If you’re taking vitamin B3 because you want to reduce inflammation, increase NAD+, or reduce your risk of viral infections, taking the flush version is recommended. Again, no flush niacin won’t have the same health benefits.
Niacin Flush Free
No flush niacin contains inositol nicotinate. While it doesn’t create visible flushing, it may not have as many health benefits.
Is the Niacin Flush Reaction Dangerous?
Flushing from niacin is not dangerous in and of itself. Most people find that after taking niacin for a few days, the flushing effect starts to go down. You can also take it on a full stomach or with a lot of water, and the flush effects should be less dramatic. Taking it with low-dose aspirin may also help.
Eating an apple before you take niacin seems to be an effective way to make the flush less intense, but you’ll still get the positive health effects.
While the flush itself isn’t dangerous, high doses of this vitamin can be harmful. There are rare but severe side effects such as liver damage if you take too much. You should talk to your doctor before you take any supplements.
Also, avoid high doses of niacin if you’re pregnant because it’s a category C drug, meaning it could lead to birth defects.

◆ **WHAT THE EXERCISE ASKS**
Write the next part of the passage on niacin flushing, starting right after the sentence that ends "it could lead to birth defects."

◆ **DATA EXTRACT**
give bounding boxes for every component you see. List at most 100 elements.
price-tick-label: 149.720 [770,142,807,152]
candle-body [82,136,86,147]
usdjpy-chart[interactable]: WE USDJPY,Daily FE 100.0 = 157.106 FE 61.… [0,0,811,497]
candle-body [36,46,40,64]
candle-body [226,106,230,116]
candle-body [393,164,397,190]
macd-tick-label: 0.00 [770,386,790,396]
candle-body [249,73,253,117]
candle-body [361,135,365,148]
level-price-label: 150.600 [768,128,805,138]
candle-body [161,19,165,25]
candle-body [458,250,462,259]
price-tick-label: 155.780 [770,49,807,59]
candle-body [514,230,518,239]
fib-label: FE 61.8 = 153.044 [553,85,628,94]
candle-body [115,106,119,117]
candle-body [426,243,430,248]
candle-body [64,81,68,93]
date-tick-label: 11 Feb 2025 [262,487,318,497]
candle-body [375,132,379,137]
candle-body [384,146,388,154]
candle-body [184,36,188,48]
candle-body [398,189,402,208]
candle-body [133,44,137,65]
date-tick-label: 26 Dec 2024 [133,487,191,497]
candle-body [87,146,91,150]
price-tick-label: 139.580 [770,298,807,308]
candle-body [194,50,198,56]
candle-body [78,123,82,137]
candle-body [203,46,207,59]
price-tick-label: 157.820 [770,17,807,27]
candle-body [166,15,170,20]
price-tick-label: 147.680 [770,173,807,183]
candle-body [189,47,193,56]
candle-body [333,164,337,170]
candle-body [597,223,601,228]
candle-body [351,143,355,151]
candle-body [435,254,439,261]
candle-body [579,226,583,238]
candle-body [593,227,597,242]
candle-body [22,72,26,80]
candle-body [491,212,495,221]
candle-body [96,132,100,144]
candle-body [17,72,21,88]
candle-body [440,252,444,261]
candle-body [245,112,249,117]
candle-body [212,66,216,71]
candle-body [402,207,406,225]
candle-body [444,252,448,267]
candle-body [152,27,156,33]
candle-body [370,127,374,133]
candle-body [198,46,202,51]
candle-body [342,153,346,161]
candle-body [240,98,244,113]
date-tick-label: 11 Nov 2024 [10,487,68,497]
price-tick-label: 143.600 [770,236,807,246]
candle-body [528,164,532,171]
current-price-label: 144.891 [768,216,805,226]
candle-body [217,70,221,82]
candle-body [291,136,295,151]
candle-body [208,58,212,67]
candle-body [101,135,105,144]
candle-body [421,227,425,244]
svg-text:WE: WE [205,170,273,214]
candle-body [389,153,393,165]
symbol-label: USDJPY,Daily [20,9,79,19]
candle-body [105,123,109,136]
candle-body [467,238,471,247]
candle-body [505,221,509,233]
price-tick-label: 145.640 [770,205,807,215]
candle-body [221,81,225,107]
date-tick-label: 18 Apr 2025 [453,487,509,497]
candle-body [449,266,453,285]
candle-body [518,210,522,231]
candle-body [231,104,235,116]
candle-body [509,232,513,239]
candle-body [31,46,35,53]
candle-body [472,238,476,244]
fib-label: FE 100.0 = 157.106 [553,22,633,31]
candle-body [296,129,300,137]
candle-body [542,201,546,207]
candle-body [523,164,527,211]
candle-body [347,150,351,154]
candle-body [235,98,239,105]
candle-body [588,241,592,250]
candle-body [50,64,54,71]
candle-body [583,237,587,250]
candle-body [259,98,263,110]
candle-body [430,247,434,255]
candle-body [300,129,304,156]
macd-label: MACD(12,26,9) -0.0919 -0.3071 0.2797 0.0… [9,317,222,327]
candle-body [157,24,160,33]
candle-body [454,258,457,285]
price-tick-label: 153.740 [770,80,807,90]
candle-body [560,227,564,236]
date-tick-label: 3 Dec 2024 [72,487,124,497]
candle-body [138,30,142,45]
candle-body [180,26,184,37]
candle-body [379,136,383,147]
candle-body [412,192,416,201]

◆ **ANSWER SPACE**
Many people worry that the flush is an allergic reaction, which it’s not.
What is the Best Flush Niacin?
Our top picks for the best types of niacin to produce a flush are detailed below.
Nutricost Niacin 500 mg
I personally use this type of flushing Niacin as an immune system booster. I get a pretty strong flush with this product, especially if I take it on an empty stomach, but the response has gotten weaker with regular use.
I like this product because it’s inexpensive, and you get 240 capsules. Taking only one a day, these will last you for quite some time.
It’s a 500 mg dose, so you may find that’s too strong for you, in which case you might start more slowly.
BlueBonnet Niacin 100 mg
This BlueBonnet product is very affordable, and each capsule is only 100 mg of flushing niacin. This is good if you want to start with a lower dose and build up gradually as you’re able. It’s highly rated by users, and since the amount is lower, the flush effect isn’t likely to be as overwhelming as it would be with a higher dose.
Seeking Health Niacin
It’s hard, in our opinion to go wrong with the Seeking Health brand. We’re big fans. This niacin is flushing and each capsule is only 50 mg, so it’s even better if you want the flush, but you don’t want too much discomfort. You can gradually build up your dose as you feel comfortable doing so.
Users say this product helps them in various ways, including to help with anxiety and depression.
If you have methylation problems, you might also want to give this a try.
Final Thoughts
I have done a lot of research recently about vitamin B3, and especially flush niacin. I feel like it’s potentially one of the more important supplements right now because of its role in producing NAD+. As we unlock more information about NAD+ and its role in everything from COVID to aging, I think facilitating its production will become one of the big priorities in natural health.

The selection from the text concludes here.